Collected data
▬▬▬

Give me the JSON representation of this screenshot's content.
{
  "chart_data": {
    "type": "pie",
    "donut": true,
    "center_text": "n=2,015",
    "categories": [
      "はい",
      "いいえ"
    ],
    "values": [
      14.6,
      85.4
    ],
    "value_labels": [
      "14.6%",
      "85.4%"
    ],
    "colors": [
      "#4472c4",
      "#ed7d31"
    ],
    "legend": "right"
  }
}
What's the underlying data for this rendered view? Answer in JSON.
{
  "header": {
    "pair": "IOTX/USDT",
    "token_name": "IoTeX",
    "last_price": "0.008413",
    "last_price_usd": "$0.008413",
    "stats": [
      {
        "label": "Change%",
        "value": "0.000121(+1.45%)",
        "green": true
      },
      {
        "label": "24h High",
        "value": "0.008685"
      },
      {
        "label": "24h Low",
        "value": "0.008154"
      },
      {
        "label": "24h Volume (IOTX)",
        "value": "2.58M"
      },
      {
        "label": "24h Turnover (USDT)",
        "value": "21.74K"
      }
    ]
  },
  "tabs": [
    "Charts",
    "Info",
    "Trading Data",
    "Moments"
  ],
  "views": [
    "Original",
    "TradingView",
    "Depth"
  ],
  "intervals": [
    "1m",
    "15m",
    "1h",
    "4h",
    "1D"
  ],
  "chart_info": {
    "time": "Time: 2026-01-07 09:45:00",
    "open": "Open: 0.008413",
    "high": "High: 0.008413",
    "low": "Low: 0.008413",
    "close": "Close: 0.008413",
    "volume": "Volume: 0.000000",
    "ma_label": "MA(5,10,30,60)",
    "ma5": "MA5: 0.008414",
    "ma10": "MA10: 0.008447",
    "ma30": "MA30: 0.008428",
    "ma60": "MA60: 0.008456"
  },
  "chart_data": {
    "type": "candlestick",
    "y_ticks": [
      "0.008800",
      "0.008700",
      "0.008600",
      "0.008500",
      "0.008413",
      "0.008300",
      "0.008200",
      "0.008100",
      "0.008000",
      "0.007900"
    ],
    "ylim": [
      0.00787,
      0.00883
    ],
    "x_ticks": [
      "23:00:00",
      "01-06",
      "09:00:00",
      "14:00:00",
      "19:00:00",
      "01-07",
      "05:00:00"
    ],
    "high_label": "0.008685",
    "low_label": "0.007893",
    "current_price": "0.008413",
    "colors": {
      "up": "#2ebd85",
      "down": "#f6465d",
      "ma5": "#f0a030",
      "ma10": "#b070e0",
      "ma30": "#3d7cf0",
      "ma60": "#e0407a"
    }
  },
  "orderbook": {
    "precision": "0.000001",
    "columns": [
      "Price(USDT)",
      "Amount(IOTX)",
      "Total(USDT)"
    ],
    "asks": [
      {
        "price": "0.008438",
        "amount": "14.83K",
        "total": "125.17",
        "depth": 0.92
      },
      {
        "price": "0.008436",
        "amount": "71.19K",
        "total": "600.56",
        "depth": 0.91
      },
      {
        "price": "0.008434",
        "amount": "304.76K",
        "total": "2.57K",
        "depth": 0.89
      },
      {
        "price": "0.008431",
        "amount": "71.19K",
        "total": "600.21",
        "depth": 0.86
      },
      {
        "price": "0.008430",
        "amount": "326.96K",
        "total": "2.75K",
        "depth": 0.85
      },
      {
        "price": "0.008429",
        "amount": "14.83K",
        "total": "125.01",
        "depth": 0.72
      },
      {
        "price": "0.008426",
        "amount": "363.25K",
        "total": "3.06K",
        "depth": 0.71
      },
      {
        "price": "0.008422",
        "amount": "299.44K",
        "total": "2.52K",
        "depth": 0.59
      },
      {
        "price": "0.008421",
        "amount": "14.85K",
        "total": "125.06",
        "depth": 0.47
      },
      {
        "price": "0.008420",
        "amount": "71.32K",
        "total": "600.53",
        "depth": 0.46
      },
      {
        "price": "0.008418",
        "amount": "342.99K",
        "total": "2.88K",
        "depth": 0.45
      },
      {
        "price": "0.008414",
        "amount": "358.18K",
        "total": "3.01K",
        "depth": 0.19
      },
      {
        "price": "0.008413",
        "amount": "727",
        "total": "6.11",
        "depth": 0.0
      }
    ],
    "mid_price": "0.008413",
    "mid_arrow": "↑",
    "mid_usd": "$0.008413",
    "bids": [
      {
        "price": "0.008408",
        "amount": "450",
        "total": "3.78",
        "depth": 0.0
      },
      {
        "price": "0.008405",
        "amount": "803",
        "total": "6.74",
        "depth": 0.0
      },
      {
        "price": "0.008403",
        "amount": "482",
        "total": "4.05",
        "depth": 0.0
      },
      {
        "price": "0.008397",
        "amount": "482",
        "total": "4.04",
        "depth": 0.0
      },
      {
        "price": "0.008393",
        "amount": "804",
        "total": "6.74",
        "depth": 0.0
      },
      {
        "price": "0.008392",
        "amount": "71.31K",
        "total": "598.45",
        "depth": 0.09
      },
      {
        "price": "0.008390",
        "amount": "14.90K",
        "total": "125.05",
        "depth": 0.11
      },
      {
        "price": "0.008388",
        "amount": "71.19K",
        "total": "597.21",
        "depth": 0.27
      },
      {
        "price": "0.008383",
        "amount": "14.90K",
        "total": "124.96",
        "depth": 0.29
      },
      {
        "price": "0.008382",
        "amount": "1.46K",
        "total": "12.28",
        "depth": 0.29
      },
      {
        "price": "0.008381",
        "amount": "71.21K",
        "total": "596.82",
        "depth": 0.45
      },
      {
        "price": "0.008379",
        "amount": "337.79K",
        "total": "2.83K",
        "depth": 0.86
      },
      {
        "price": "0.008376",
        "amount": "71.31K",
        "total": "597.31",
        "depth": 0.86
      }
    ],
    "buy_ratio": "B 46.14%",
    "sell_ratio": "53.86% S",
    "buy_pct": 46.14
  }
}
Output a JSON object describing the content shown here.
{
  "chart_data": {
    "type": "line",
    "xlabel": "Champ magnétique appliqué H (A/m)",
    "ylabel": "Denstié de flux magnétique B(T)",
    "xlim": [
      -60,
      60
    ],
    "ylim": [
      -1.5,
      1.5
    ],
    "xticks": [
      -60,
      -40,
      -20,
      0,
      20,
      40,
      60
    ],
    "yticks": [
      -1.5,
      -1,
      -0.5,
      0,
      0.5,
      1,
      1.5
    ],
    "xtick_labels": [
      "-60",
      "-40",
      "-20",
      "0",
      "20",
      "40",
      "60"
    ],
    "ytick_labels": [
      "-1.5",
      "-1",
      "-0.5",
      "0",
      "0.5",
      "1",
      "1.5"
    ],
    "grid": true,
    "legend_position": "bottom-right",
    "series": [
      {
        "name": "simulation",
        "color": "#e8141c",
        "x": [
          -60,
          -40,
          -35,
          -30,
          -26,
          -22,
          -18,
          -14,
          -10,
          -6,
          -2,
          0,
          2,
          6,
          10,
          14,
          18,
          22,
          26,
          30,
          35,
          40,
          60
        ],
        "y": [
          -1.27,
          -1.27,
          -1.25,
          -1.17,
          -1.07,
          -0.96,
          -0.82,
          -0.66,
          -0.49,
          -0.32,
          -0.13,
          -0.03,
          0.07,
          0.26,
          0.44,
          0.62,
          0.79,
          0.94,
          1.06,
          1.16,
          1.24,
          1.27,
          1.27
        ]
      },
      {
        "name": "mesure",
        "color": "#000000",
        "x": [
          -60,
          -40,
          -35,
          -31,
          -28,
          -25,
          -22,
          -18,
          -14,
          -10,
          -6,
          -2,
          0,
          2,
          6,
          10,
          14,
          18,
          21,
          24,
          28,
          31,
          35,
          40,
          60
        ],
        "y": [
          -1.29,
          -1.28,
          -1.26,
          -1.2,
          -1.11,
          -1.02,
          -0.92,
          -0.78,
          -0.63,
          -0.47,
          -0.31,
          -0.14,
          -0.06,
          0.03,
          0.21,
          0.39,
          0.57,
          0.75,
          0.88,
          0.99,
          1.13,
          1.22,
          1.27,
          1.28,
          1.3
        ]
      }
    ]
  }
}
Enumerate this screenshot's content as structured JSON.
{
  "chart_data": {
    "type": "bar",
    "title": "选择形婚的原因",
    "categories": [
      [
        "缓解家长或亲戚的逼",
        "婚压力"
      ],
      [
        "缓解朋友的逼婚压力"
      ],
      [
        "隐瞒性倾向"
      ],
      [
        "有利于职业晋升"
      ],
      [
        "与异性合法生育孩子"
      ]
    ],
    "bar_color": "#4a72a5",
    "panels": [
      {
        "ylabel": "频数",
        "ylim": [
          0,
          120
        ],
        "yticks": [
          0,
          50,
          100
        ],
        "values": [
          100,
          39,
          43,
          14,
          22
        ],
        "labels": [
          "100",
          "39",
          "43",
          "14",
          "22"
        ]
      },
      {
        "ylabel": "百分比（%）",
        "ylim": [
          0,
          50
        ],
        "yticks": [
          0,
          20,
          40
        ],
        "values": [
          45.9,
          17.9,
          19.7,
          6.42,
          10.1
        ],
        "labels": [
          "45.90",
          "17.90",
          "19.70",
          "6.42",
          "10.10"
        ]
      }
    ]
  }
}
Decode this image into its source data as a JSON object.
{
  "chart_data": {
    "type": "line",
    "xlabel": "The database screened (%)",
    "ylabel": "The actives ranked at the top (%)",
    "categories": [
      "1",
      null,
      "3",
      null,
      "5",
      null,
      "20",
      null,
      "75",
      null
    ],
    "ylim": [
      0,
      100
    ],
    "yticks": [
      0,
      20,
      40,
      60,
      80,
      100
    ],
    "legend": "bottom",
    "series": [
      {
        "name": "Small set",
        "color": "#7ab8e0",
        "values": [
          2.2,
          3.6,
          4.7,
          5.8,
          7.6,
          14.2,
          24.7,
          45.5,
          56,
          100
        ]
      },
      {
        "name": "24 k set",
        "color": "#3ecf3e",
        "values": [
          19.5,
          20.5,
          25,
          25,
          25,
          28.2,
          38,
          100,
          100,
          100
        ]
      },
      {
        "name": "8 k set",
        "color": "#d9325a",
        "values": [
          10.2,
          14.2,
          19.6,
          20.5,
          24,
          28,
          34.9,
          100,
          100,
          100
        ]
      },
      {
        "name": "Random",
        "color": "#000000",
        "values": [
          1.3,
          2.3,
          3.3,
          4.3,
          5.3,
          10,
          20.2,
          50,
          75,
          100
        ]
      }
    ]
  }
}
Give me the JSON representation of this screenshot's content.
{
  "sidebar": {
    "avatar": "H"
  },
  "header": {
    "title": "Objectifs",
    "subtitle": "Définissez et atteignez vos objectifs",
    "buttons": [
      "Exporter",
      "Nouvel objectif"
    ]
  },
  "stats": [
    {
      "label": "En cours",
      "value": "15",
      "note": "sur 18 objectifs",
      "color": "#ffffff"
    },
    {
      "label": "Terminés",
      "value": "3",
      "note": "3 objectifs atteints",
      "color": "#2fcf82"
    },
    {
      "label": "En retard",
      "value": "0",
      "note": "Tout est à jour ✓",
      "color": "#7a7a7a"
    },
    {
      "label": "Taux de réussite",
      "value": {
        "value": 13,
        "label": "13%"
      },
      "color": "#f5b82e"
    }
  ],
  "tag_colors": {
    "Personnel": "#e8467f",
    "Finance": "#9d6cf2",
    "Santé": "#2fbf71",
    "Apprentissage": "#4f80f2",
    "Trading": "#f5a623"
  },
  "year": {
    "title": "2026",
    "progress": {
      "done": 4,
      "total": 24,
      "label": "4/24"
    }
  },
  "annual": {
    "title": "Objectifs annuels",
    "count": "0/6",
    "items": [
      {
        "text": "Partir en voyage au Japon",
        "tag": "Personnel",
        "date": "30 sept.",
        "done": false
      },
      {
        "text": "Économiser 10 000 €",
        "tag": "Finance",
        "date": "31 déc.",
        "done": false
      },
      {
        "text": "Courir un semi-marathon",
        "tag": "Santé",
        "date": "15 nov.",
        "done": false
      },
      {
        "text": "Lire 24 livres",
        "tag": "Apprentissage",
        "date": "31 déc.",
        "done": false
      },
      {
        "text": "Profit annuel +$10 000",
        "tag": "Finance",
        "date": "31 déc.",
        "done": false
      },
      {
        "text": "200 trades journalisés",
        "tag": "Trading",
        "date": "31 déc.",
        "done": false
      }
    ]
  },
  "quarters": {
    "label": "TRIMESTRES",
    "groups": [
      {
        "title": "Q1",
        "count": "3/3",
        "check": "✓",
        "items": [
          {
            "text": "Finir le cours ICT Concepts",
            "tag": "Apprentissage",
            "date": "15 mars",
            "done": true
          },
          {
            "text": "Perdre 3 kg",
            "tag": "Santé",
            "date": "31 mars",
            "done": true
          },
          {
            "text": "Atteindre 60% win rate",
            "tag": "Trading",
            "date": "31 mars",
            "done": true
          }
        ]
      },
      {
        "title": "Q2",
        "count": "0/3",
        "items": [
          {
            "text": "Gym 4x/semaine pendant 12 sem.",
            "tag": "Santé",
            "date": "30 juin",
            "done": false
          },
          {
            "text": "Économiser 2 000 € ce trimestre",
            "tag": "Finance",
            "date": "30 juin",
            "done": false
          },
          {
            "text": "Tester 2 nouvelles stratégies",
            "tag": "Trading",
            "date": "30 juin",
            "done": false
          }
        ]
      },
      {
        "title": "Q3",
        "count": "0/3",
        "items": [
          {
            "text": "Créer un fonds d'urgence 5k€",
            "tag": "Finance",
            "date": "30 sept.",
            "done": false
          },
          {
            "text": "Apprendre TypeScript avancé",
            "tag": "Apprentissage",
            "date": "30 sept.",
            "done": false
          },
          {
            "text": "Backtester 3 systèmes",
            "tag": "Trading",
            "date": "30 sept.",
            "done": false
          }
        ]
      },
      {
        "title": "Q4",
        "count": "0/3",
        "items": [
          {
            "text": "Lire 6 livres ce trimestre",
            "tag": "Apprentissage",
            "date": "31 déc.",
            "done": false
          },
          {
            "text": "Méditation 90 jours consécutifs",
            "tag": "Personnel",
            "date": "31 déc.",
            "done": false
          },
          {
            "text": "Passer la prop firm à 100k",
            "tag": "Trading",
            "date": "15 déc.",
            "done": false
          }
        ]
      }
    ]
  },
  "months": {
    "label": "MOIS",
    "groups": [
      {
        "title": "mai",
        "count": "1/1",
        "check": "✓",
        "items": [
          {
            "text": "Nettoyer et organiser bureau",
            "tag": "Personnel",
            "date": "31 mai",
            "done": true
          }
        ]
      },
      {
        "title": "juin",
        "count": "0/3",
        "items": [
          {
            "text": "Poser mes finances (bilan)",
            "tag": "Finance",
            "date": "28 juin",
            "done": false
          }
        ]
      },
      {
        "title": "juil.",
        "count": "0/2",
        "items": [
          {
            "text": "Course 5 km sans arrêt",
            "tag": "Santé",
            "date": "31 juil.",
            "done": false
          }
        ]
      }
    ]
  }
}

▬▬▬

Problem to work on: Determine how many lines in the listing above hold the string "Lire", then write only the number.

Exercise response: 2